器(き)ってなに? 人が作り出した、目的がある造作物を指すのです。
機械のような複雑ではない、道具と言い換えられるアイティム。
武術では切ってもきれない関係があるのです。それは中国でも日本でも。
その操作法が武術の真骨頂なのです。
さらにいえば、 そう、貴方の武術的な器(うつわ)・技量も問われるのです。
中国武術の珍兵器たち
日本では武器ですが、中国では「兵器」といいます。人にダメージを与える器具ということでいえば、メリケンサックから核兵器まで同じカテゴリーということでしょうか。
まずは何と言っても、カンフー映画や表演(演武)で使用される変な武器の数々。ブルース・リーのヌンチャクにはじまり、ジャッキー・チェン世代は、これらを用いる立ち回りに魅了されたのであります。
誰が見ても判る、刀や槍などはいうまでもありません。
天秤棒からキセルに扇子、座っている床几?(木の椅子)に、手ぬぐいにステッキなどなど。身の回りにある日用品までモノの見事に使いこなしてしまう、そのコミカルなやりとりが面白い。
ジェットリーが主演の映画「少林寺」では、これまた多くの武器が登場し、アクションに華を添えたのであります。
日本で健康法として太極拳が普及するとともに、中国武術ブームが巻き起こりました。専門誌が創刊され、多くの日本人が実践するに至ったのであります。
今更ながらではありますが、日本の中国武術ブームは日本経済の発展と相関関係があると思います。ジャパンマネーの威力が発揮されたケースの一端といえます。わけししょうもエライこと投資しましたよ。

[要素領域の一覧]
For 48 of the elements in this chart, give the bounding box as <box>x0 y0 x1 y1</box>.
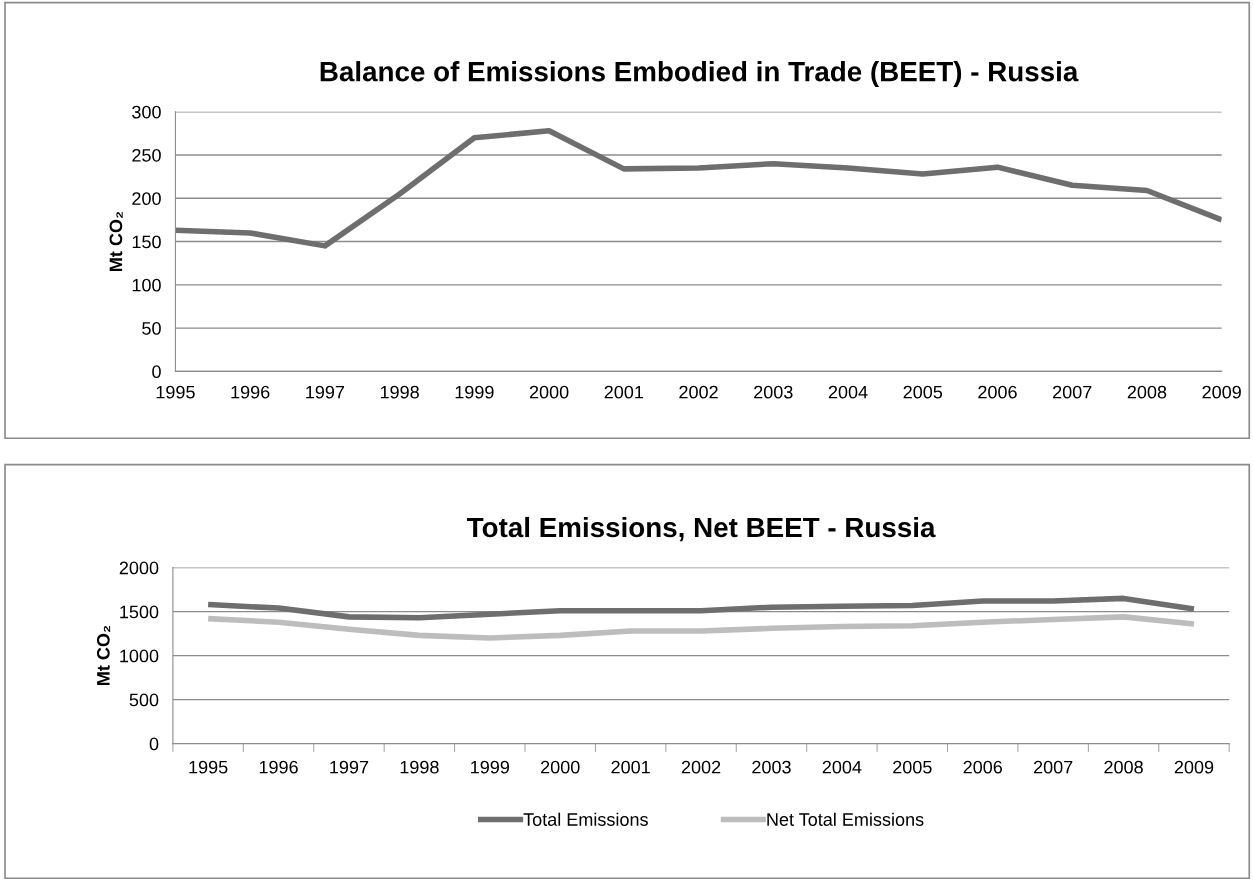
x-tick-label: 1998 <box>380 385 419 399</box>
x-tick-label: 2003 <box>752 760 791 774</box>
x-tick-label: 2004 <box>822 760 862 774</box>
x-tick-label: 2002 <box>681 760 721 774</box>
x-tick-label: 2004 <box>828 385 868 399</box>
x-tick-label: 1997 <box>330 760 369 774</box>
x-tick-label: 2008 <box>1104 760 1143 774</box>
y-tick-label: 150 <box>132 235 161 249</box>
x-tick-label: 1998 <box>400 760 439 774</box>
x-tick-label: 1996 <box>259 760 298 774</box>
y-tick-label: 300 <box>132 105 161 119</box>
legend-label: Net Total Emissions <box>767 812 924 826</box>
x-tick-label: 2001 <box>604 385 644 399</box>
x-tick-label: 2008 <box>1127 385 1167 399</box>
x-tick-label: 2001 <box>611 760 650 774</box>
x-tick-label: 2006 <box>963 760 1003 774</box>
y-tick-label: 2000 <box>119 561 159 575</box>
x-tick-label: 1999 <box>455 385 494 399</box>
x-tick-label: 2000 <box>529 385 569 399</box>
y-axis-title: Mt CO₂ <box>109 211 123 271</box>
x-tick-label: 1995 <box>189 760 228 774</box>
x-tick-label: 2005 <box>903 385 943 399</box>
x-tick-label: 2006 <box>978 385 1017 399</box>
x-tick-label: 2000 <box>541 760 580 774</box>
x-tick-label: 2003 <box>754 385 793 399</box>
x-tick-label: 2002 <box>679 385 718 399</box>
x-tick-label: 2007 <box>1053 385 1092 399</box>
x-tick-label: 2009 <box>1174 760 1214 774</box>
x-tick-label: 1999 <box>471 760 510 774</box>
y-tick-label: 100 <box>132 278 161 292</box>
y-axis-title: Mt CO₂ <box>96 625 111 685</box>
y-tick-label: 0 <box>152 365 161 379</box>
y-tick-label: 50 <box>142 322 161 335</box>
chart-title: Balance of Emissions Embodied in Trade (BEET) - Russia <box>320 61 1079 87</box>
x-tick-label: 1996 <box>231 385 270 399</box>
x-tick-label: 1995 <box>156 385 195 399</box>
legend-label: Total Emissions <box>523 812 648 826</box>
x-tick-label: 2009 <box>1202 385 1241 399</box>
chart-title: Total Emissions, Net BEET - Russia <box>467 516 936 542</box>
x-tick-label: 2007 <box>1033 760 1073 774</box>
y-tick-label: 1500 <box>120 605 159 619</box>
y-tick-label: 500 <box>129 693 159 707</box>
x-tick-label: 2005 <box>893 760 932 774</box>
y-tick-label: 0 <box>149 737 159 751</box>
x-tick-label: 1997 <box>306 385 345 399</box>
y-tick-label: 200 <box>132 192 161 206</box>
y-tick-label: 250 <box>132 148 161 162</box>
y-tick-label: 1000 <box>120 649 159 663</box>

実施事項:
1. 抜粋文によると、日本で「武器」と呼ぶものを中国では何と呼びますか。
2. 抜粋文にある「日本で健康法として太極拳が普及するとともに、中国武術ブームが巻き起こりました。」という一文を英語に訳してください。
回答には抜粋文のみを用いてください。

回答内容:
1. 「兵器」と呼びます。

2. As tai chi spread in Japan as a health practice, a Chinese martial arts boom took off.